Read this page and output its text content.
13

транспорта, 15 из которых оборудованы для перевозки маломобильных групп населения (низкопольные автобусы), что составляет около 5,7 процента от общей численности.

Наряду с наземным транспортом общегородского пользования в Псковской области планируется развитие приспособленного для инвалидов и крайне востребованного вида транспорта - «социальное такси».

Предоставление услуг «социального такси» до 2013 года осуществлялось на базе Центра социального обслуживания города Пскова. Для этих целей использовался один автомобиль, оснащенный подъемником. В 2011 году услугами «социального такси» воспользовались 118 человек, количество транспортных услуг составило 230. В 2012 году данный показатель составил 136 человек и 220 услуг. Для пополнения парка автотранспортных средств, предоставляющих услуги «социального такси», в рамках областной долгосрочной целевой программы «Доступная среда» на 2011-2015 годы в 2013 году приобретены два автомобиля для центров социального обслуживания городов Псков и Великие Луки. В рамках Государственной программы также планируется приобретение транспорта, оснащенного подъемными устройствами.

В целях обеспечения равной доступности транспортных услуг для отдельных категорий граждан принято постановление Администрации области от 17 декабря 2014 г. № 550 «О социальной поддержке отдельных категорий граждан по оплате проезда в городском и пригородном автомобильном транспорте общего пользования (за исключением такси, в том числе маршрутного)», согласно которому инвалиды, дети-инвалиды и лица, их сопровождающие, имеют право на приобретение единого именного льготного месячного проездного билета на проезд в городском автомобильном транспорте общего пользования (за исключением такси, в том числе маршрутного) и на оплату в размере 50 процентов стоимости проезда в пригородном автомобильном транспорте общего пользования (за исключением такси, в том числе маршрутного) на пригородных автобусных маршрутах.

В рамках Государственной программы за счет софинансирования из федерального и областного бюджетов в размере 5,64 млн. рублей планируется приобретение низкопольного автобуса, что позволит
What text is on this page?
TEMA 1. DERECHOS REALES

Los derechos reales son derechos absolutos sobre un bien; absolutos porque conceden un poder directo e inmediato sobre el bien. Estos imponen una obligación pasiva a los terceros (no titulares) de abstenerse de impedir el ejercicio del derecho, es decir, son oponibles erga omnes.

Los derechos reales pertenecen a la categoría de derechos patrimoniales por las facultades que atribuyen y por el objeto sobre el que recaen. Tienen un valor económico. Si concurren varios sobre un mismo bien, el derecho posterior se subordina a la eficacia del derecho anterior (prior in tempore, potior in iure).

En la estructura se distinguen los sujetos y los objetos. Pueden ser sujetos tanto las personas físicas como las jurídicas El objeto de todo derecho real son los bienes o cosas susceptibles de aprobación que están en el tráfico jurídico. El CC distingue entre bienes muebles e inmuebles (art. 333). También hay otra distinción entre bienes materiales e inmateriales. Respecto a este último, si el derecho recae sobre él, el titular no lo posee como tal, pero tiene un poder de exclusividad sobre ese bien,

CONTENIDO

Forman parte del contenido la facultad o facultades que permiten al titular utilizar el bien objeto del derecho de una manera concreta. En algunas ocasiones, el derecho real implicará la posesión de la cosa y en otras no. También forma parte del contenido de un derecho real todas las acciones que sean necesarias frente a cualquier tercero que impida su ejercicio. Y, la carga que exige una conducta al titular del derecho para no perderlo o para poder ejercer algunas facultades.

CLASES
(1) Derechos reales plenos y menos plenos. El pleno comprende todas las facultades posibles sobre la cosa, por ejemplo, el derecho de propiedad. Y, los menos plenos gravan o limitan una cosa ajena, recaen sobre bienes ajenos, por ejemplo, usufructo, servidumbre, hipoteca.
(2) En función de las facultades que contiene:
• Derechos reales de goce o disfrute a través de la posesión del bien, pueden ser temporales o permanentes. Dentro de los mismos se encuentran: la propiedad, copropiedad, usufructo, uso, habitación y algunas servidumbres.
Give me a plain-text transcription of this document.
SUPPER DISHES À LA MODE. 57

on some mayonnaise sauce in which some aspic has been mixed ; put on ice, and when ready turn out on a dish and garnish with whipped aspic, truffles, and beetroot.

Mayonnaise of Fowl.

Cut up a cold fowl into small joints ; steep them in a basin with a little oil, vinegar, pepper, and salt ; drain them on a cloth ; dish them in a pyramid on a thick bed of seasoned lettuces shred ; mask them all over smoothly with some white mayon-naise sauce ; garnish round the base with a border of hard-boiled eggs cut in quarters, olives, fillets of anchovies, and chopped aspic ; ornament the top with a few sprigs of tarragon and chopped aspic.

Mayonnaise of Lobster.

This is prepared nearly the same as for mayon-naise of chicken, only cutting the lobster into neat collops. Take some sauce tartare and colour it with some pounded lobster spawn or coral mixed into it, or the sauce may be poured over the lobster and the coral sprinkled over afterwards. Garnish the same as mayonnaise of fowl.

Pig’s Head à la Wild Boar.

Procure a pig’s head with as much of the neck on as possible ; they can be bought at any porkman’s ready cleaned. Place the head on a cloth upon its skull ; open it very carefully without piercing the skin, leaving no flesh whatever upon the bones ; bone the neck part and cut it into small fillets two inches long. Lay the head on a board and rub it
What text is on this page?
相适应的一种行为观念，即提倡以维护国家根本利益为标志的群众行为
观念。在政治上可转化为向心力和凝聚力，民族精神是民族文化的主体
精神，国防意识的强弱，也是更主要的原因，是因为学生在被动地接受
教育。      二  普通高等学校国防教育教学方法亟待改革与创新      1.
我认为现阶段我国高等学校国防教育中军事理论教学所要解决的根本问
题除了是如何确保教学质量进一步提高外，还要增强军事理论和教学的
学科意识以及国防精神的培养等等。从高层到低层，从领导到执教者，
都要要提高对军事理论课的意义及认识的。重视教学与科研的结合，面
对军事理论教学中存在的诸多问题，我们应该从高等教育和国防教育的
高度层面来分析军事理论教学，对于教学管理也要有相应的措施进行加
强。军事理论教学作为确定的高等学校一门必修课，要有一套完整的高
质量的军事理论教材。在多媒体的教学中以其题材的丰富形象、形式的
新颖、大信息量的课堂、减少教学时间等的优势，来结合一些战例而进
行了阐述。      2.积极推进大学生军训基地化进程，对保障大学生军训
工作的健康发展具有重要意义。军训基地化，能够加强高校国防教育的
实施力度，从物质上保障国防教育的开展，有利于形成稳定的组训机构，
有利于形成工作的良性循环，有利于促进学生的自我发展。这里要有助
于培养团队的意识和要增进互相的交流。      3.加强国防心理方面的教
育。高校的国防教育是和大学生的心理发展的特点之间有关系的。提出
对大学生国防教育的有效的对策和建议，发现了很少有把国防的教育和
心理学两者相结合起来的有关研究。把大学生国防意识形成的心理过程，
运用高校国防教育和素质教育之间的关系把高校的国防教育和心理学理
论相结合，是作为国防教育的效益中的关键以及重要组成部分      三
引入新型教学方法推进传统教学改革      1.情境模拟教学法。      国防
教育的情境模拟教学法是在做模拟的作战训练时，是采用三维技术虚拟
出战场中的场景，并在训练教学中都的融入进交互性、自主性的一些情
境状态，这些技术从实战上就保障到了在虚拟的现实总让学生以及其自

■ TASK STATEMENT: Pick out all lines from the data above in which the word "into" appears.

■ TASK RESPONSE:
Cut up a cold fowl into small joints ; steep them in a basin with a little oil, vinegar, pepper, and salt ; drain them on a cloth ; dish them in a pyramid on a thick bed of seasoned lettuces shred ; mask them all over smoothly with some white mayon-naise sauce ; garnish round the base with a border of hard-boiled eggs cut in quarters, olives, fillets of anchovies, and chopped aspic ; ornament the top with a few sprigs of tarragon and chopped aspic.
This is prepared nearly the same as for mayon-naise of chicken, only cutting the lobster into neat collops. Take some sauce tartare and colour it with some pounded lobster spawn or coral mixed into it, or the sauce may be poured over the lobster and the coral sprinkled over afterwards. Garnish the same as mayonnaise of fowl.
Procure a pig’s head with as much of the neck on as possible ; they can be bought at any porkman’s ready cleaned. Place the head on a cloth upon its skull ; open it very carefully without piercing the skin, leaving no flesh whatever upon the bones ; bone the neck part and cut it into small fillets two inches long. Lay the head on a board and rub it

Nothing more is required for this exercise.